» **Problem to solve**:
Look through the records below, and copy out every line that holds the string "Producción".

Dataset entries on figures
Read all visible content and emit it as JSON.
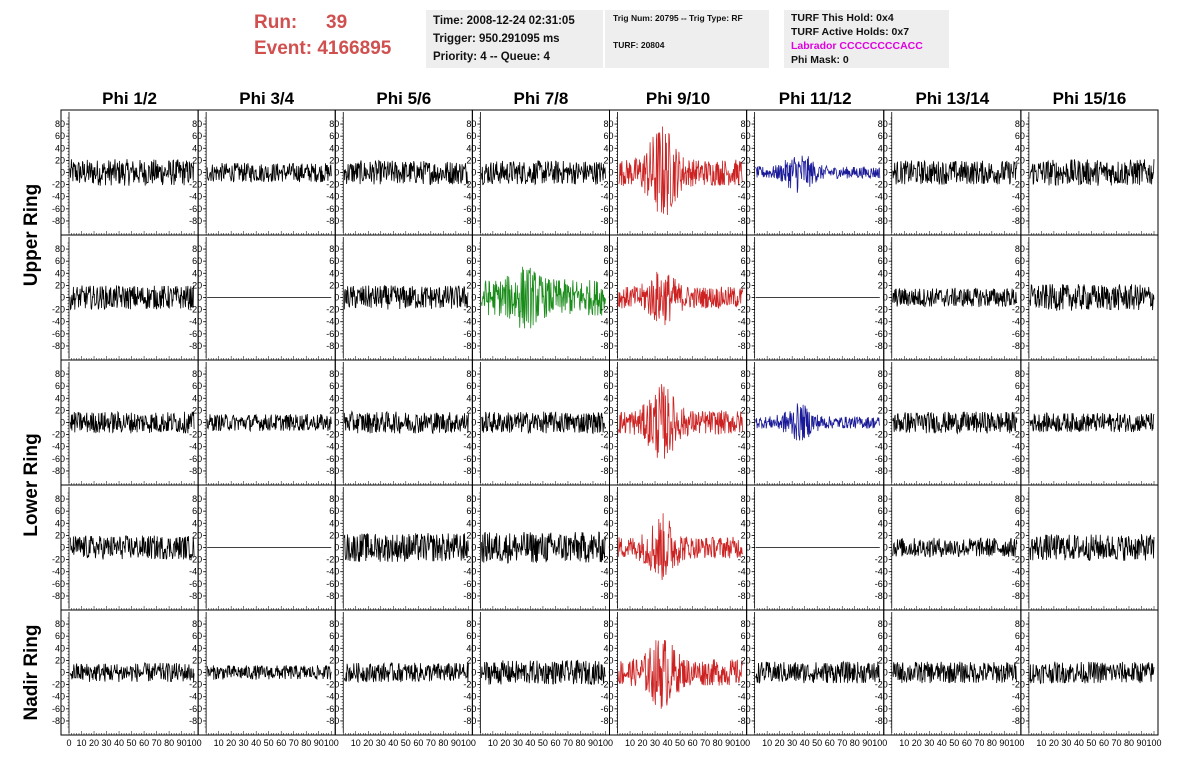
{
  "header": {
    "run_label": "Run:",
    "run_value": "39",
    "event_label": "Event:",
    "event_value": "4166895"
  },
  "info_time": {
    "time": "Time: 2008-12-24 02:31:05",
    "trigger": "Trigger: 950.291095 ms",
    "priority": "Priority: 4 -- Queue: 4"
  },
  "info_trig": {
    "trig": "Trig Num: 20795 -- Trig Type: RF",
    "turf": "TURF: 20804"
  },
  "info_turf": {
    "hold": "TURF This Hold: 0x4",
    "active": "TURF Active Holds: 0x7",
    "labrador": "Labrador CCCCCCCCACC",
    "phi_mask": "Phi Mask: 0"
  },
  "colors": {
    "run_text": "#d05050",
    "labrador_text": "#e000e0",
    "trace_default": "#000000",
    "trace_red": "#cc2222",
    "trace_blue": "#1a1a99",
    "trace_green": "#1a8c1a",
    "panel_bg": "#eeeeee"
  },
  "chart_data": {
    "type": "line",
    "columns": [
      "Phi 1/2",
      "Phi 3/4",
      "Phi 5/6",
      "Phi 7/8",
      "Phi 9/10",
      "Phi 11/12",
      "Phi 13/14",
      "Phi 15/16"
    ],
    "ring_labels": [
      {
        "text": "Upper Ring",
        "rows": [
          0,
          1
        ]
      },
      {
        "text": "Lower Ring",
        "rows": [
          2,
          3
        ]
      },
      {
        "text": "Nadir Ring",
        "rows": [
          4,
          4
        ]
      }
    ],
    "y_ticks": [
      "80",
      "60",
      "40",
      "20",
      "0",
      "-20",
      "-40",
      "-60",
      "-80"
    ],
    "x_ticks": [
      [
        "0",
        "10",
        "20",
        "30",
        "40",
        "50",
        "60",
        "70",
        "80",
        "90",
        "100"
      ],
      [
        "10",
        "20",
        "30",
        "40",
        "50",
        "60",
        "70",
        "80",
        "90",
        "100"
      ],
      [
        "10",
        "20",
        "30",
        "40",
        "50",
        "60",
        "70",
        "80",
        "90",
        "100"
      ],
      [
        "10",
        "20",
        "30",
        "40",
        "50",
        "60",
        "70",
        "80",
        "90",
        "100"
      ],
      [
        "10",
        "20",
        "30",
        "40",
        "50",
        "60",
        "70",
        "80",
        "90",
        "100"
      ],
      [
        "10",
        "20",
        "30",
        "40",
        "50",
        "60",
        "70",
        "80",
        "90",
        "100"
      ],
      [
        "10",
        "20",
        "30",
        "40",
        "50",
        "60",
        "70",
        "80",
        "90",
        "100"
      ],
      [
        "10",
        "20",
        "30",
        "40",
        "50",
        "60",
        "70",
        "80",
        "90",
        "100"
      ]
    ],
    "xlim": [
      0,
      100
    ],
    "ylim": [
      -90,
      90
    ],
    "samples": 260,
    "traces": [
      [
        {
          "color": "black",
          "amp": 22,
          "burst": 0
        },
        {
          "color": "black",
          "amp": 16,
          "burst": 0
        },
        {
          "color": "black",
          "amp": 20,
          "burst": 0
        },
        {
          "color": "black",
          "amp": 20,
          "burst": 0
        },
        {
          "color": "red",
          "amp": 22,
          "burst": 60
        },
        {
          "color": "blue",
          "amp": 10,
          "burst": 25
        },
        {
          "color": "black",
          "amp": 20,
          "burst": 0
        },
        {
          "color": "black",
          "amp": 22,
          "burst": 0
        }
      ],
      [
        {
          "color": "black",
          "amp": 20,
          "burst": 0
        },
        {
          "color": "black",
          "amp": 0,
          "burst": 0
        },
        {
          "color": "black",
          "amp": 20,
          "burst": 0
        },
        {
          "color": "green",
          "amp": 30,
          "burst": 25
        },
        {
          "color": "red",
          "amp": 18,
          "burst": 30
        },
        {
          "color": "black",
          "amp": 0,
          "burst": 0
        },
        {
          "color": "black",
          "amp": 16,
          "burst": 0
        },
        {
          "color": "black",
          "amp": 22,
          "burst": 0
        }
      ],
      [
        {
          "color": "black",
          "amp": 18,
          "burst": 0
        },
        {
          "color": "black",
          "amp": 14,
          "burst": 0
        },
        {
          "color": "black",
          "amp": 18,
          "burst": 0
        },
        {
          "color": "black",
          "amp": 18,
          "burst": 0
        },
        {
          "color": "red",
          "amp": 20,
          "burst": 45
        },
        {
          "color": "blue",
          "amp": 10,
          "burst": 22
        },
        {
          "color": "black",
          "amp": 18,
          "burst": 0
        },
        {
          "color": "black",
          "amp": 16,
          "burst": 0
        }
      ],
      [
        {
          "color": "black",
          "amp": 20,
          "burst": 0
        },
        {
          "color": "black",
          "amp": 0,
          "burst": 0
        },
        {
          "color": "black",
          "amp": 24,
          "burst": 0
        },
        {
          "color": "black",
          "amp": 26,
          "burst": 0
        },
        {
          "color": "red",
          "amp": 18,
          "burst": 40
        },
        {
          "color": "black",
          "amp": 0,
          "burst": 0
        },
        {
          "color": "black",
          "amp": 16,
          "burst": 0
        },
        {
          "color": "black",
          "amp": 22,
          "burst": 0
        }
      ],
      [
        {
          "color": "black",
          "amp": 16,
          "burst": 0
        },
        {
          "color": "black",
          "amp": 12,
          "burst": 0
        },
        {
          "color": "black",
          "amp": 16,
          "burst": 0
        },
        {
          "color": "black",
          "amp": 20,
          "burst": 0
        },
        {
          "color": "red",
          "amp": 22,
          "burst": 40
        },
        {
          "color": "black",
          "amp": 18,
          "burst": 0
        },
        {
          "color": "black",
          "amp": 18,
          "burst": 0
        },
        {
          "color": "black",
          "amp": 18,
          "burst": 0
        }
      ]
    ]
  }
}
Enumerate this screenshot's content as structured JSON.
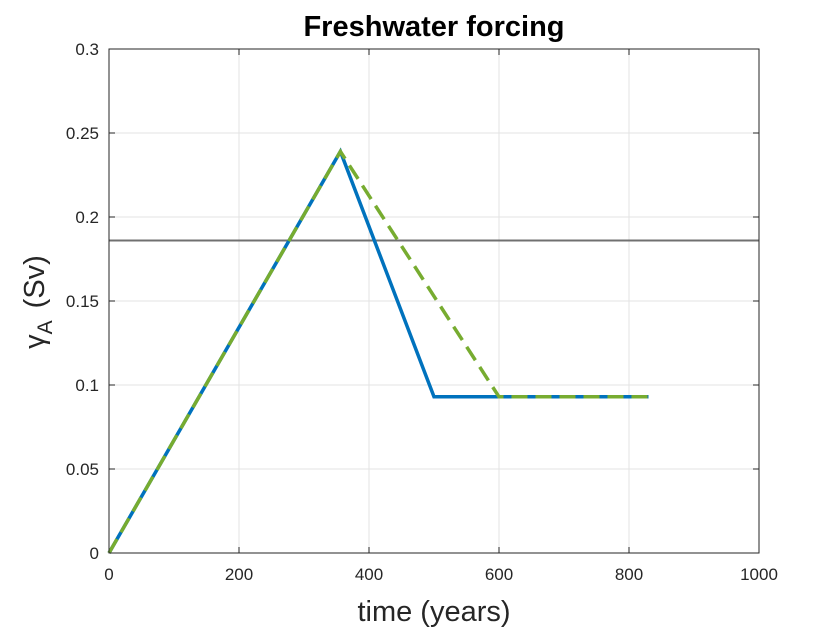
{
  "chart_data": {
    "type": "line",
    "title": "Freshwater forcing",
    "xlabel": "time (years)",
    "ylabel": {
      "symbol": "γ",
      "subscript": "A",
      "unit": "(Sv)"
    },
    "xlim": [
      0,
      1000
    ],
    "ylim": [
      0,
      0.3
    ],
    "grid": true,
    "x_ticks": [
      0,
      200,
      400,
      600,
      800,
      1000
    ],
    "x_tick_labels": [
      "0",
      "200",
      "400",
      "600",
      "800",
      "1000"
    ],
    "y_ticks": [
      0,
      0.05,
      0.1,
      0.15,
      0.2,
      0.25,
      0.3
    ],
    "y_tick_labels": [
      "0",
      "0.05",
      "0.1",
      "0.15",
      "0.2",
      "0.25",
      "0.3"
    ],
    "series": [
      {
        "color": "#0072bd",
        "style": "solid",
        "x": [
          0,
          356,
          500,
          830
        ],
        "y": [
          0,
          0.239,
          0.093,
          0.093
        ]
      },
      {
        "color": "#77ac30",
        "style": "dashed",
        "x": [
          0,
          356,
          600,
          830
        ],
        "y": [
          0,
          0.239,
          0.093,
          0.093
        ]
      }
    ],
    "reference_line": {
      "y": 0.186,
      "color": "#707070"
    }
  }
}
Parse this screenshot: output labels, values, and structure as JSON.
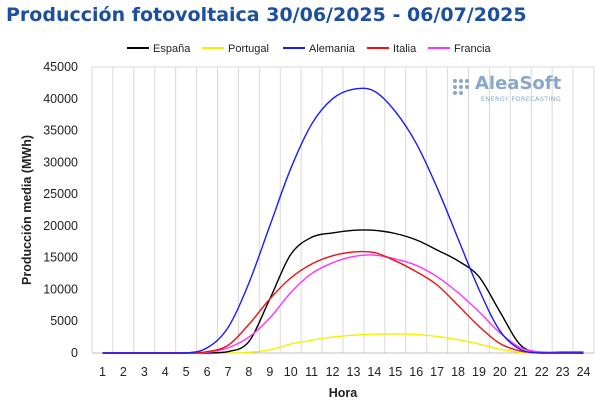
{
  "chart_data": {
    "type": "line",
    "title": "Producción fotovoltaica 30/06/2025 - 06/07/2025",
    "xlabel": "Hora",
    "ylabel": "Producción media (MWh)",
    "x": [
      1,
      2,
      3,
      4,
      5,
      6,
      7,
      8,
      9,
      10,
      11,
      12,
      13,
      14,
      15,
      16,
      17,
      18,
      19,
      20,
      21,
      22,
      23,
      24
    ],
    "xlim": [
      1,
      24
    ],
    "ylim": [
      0,
      45000
    ],
    "yticks": [
      0,
      5000,
      10000,
      15000,
      20000,
      25000,
      30000,
      35000,
      40000,
      45000
    ],
    "grid": "vertical",
    "legend_position": "top",
    "series": [
      {
        "name": "España",
        "color": "#000000",
        "values": [
          0,
          0,
          0,
          0,
          0,
          0,
          200,
          1800,
          8500,
          15500,
          18200,
          18900,
          19300,
          19300,
          18800,
          17800,
          16200,
          14500,
          12000,
          6500,
          1200,
          100,
          50,
          0
        ]
      },
      {
        "name": "Portugal",
        "color": "#f2f200",
        "values": [
          0,
          0,
          0,
          0,
          0,
          0,
          0,
          100,
          500,
          1400,
          2000,
          2500,
          2800,
          2950,
          3000,
          2900,
          2600,
          2100,
          1400,
          600,
          100,
          0,
          0,
          0
        ]
      },
      {
        "name": "Alemania",
        "color": "#1a1aff",
        "values": [
          0,
          0,
          0,
          0,
          0,
          800,
          4000,
          11000,
          20000,
          29000,
          36000,
          40000,
          41500,
          41200,
          38000,
          33000,
          26000,
          18000,
          10000,
          3500,
          500,
          0,
          0,
          0
        ]
      },
      {
        "name": "Italia",
        "color": "#ee1111",
        "values": [
          0,
          0,
          0,
          0,
          0,
          200,
          1200,
          4500,
          8500,
          11800,
          14000,
          15300,
          15900,
          15800,
          14500,
          12800,
          10700,
          7500,
          4200,
          1500,
          300,
          0,
          0,
          0
        ]
      },
      {
        "name": "Francia",
        "color": "#ff33ff",
        "values": [
          0,
          0,
          0,
          0,
          0,
          100,
          800,
          2500,
          5500,
          9500,
          12500,
          14200,
          15200,
          15400,
          14800,
          13800,
          12000,
          9500,
          6500,
          3200,
          800,
          150,
          200,
          200
        ]
      }
    ]
  },
  "logo": {
    "main": "AleaSoft",
    "sub": "ENERGY FORECASTING"
  }
}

» **The answer**:
    "title": "Producción fotovoltaica 30/06/2025 - 06/07/2025",
    "ylabel": "Producción media (MWh)",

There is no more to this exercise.